STATED GOAL: Find the lines holding the word "погибшими" and collect them.

DATA EXTRACT:
_ _ _ _

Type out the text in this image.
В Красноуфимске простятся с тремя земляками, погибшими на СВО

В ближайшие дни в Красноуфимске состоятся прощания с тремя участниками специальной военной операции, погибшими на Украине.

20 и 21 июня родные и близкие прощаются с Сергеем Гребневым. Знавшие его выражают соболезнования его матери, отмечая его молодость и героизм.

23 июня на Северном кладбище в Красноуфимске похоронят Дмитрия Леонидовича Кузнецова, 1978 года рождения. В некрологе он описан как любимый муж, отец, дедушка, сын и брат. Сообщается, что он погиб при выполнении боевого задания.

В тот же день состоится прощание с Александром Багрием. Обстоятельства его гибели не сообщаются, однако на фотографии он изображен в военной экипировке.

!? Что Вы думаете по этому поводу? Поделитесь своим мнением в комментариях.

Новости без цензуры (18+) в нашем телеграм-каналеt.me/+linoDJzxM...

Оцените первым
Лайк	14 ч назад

_ _ _ _

ANSWER IN FULL:
В Красноуфимске простятся с тремя земляками, погибшими на СВО
В ближайшие дни в Красноуфимске состоятся прощания с тремя участниками специальной военной операции, погибшими на Украине.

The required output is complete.